#### Extracted material:
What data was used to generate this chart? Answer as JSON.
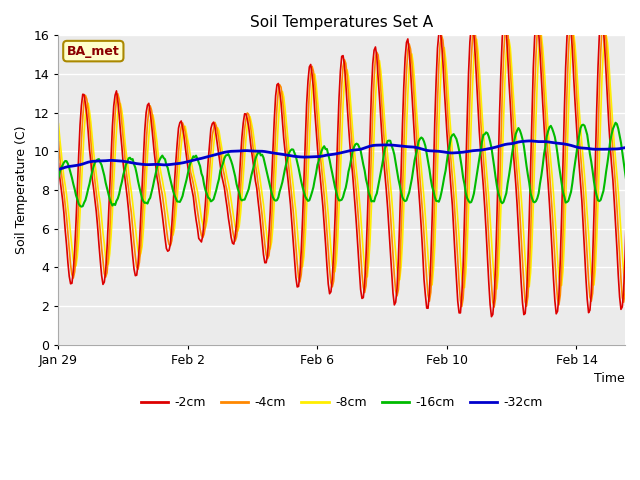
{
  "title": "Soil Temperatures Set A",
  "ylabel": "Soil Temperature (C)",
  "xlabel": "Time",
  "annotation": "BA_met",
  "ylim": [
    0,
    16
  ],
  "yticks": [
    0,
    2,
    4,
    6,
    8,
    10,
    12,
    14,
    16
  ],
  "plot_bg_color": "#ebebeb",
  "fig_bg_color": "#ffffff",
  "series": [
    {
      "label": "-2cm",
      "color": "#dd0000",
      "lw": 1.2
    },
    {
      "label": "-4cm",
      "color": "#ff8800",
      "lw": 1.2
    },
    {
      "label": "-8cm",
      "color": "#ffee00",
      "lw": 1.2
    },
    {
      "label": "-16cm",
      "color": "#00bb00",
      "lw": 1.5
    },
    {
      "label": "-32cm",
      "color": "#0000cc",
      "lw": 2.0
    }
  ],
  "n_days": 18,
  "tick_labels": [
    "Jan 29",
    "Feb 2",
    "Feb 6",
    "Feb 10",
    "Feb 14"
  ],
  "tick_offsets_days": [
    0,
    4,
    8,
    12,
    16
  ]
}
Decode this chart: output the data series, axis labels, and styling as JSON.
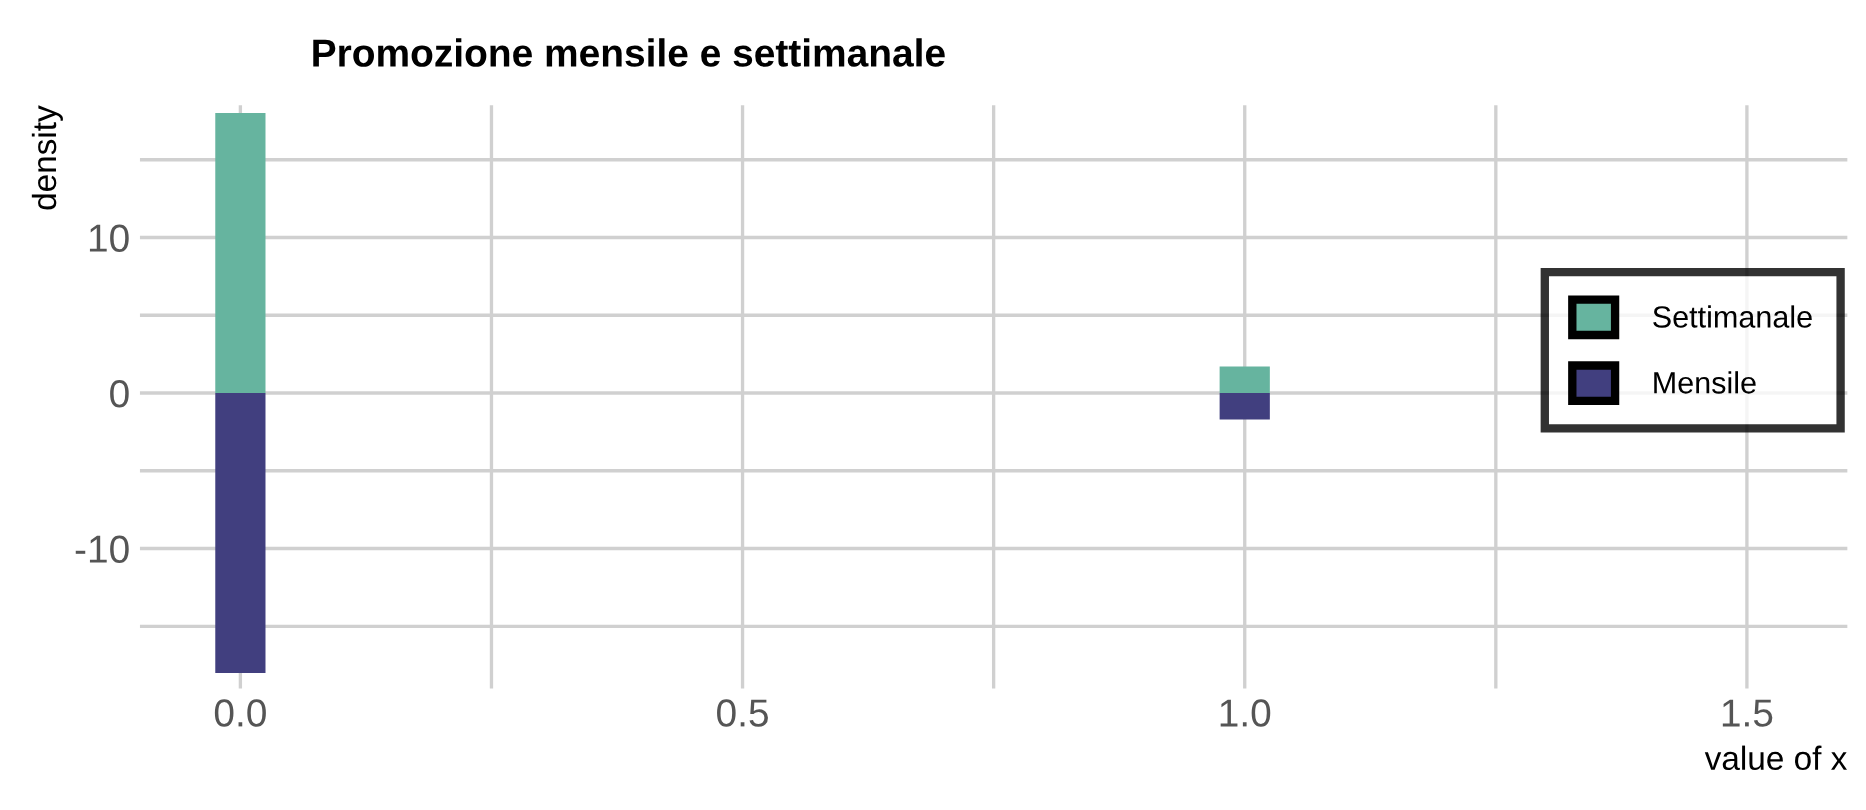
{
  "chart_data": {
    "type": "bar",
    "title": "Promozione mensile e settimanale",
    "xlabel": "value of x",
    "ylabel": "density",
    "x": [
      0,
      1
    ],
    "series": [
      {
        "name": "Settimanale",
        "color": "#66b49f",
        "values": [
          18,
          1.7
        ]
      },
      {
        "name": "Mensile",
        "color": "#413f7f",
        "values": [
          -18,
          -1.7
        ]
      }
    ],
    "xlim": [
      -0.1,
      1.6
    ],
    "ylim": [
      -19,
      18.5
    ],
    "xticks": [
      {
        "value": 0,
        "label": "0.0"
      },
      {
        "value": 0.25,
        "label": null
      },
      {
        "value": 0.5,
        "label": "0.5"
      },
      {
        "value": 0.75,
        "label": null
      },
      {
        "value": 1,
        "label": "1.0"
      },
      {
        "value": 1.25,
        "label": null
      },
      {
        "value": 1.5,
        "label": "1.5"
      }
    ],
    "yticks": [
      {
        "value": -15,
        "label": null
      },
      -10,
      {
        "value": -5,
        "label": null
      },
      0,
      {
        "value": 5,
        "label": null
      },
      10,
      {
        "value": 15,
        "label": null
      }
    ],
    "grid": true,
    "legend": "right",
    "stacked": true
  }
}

#### What you should do:
Reproduce each entry verbatim, excluding any embedded images.

#### Solution for this task:
What data was used to generate this chart? Answer as JSON.
{
  "title": "Soil Temperatures Set A",
  "ylabel": "Soil Temperature (C)",
  "xlabel": "Time",
  "annotation": "BA_met",
  "ylim": [
    0,
    16
  ],
  "yticks": [
    0,
    2,
    4,
    6,
    8,
    10,
    12,
    14,
    16
  ],
  "plot_bg_color": "#ebebeb",
  "fig_bg_color": "#ffffff",
  "series": [
    {
      "label": "-2cm",
      "color": "#dd0000",
      "lw": 1.2
    },
    {
      "label": "-4cm",
      "color": "#ff8800",
      "lw": 1.2
    },
    {
      "label": "-8cm",
      "color": "#ffee00",
      "lw": 1.2
    },
    {
      "label": "-16cm",
      "color": "#00bb00",
      "lw": 1.5
    },
    {
      "label": "-32cm",
      "color": "#0000cc",
      "lw": 2.0
    }
  ],
  "n_days": 18,
  "tick_labels": [
    "Jan 29",
    "Feb 2",
    "Feb 6",
    "Feb 10",
    "Feb 14"
  ],
  "tick_offsets_days": [
    0,
    4,
    8,
    12,
    16
  ]
}
Decode this chart: output the data series, axis labels, and styling as JSON.
{
  "chart_data": {
    "type": "bar",
    "title": "Promozione mensile e settimanale",
    "xlabel": "value of x",
    "ylabel": "density",
    "x": [
      0,
      1
    ],
    "series": [
      {
        "name": "Settimanale",
        "color": "#66b49f",
        "values": [
          18,
          1.7
        ]
      },
      {
        "name": "Mensile",
        "color": "#413f7f",
        "values": [
          -18,
          -1.7
        ]
      }
    ],
    "xlim": [
      -0.1,
      1.6
    ],
    "ylim": [
      -19,
      18.5
    ],
    "xticks": [
      {
        "value": 0,
        "label": "0.0"
      },
      {
        "value": 0.25,
        "label": null
      },
      {
        "value": 0.5,
        "label": "0.5"
      },
      {
        "value": 0.75,
        "label": null
      },
      {
        "value": 1,
        "label": "1.0"
      },
      {
        "value": 1.25,
        "label": null
      },
      {
        "value": 1.5,
        "label": "1.5"
      }
    ],
    "yticks": [
      {
        "value": -15,
        "label": null
      },
      -10,
      {
        "value": -5,
        "label": null
      },
      0,
      {
        "value": 5,
        "label": null
      },
      10,
      {
        "value": 15,
        "label": null
      }
    ],
    "grid": true,
    "legend": "right",
    "stacked": true
  }
}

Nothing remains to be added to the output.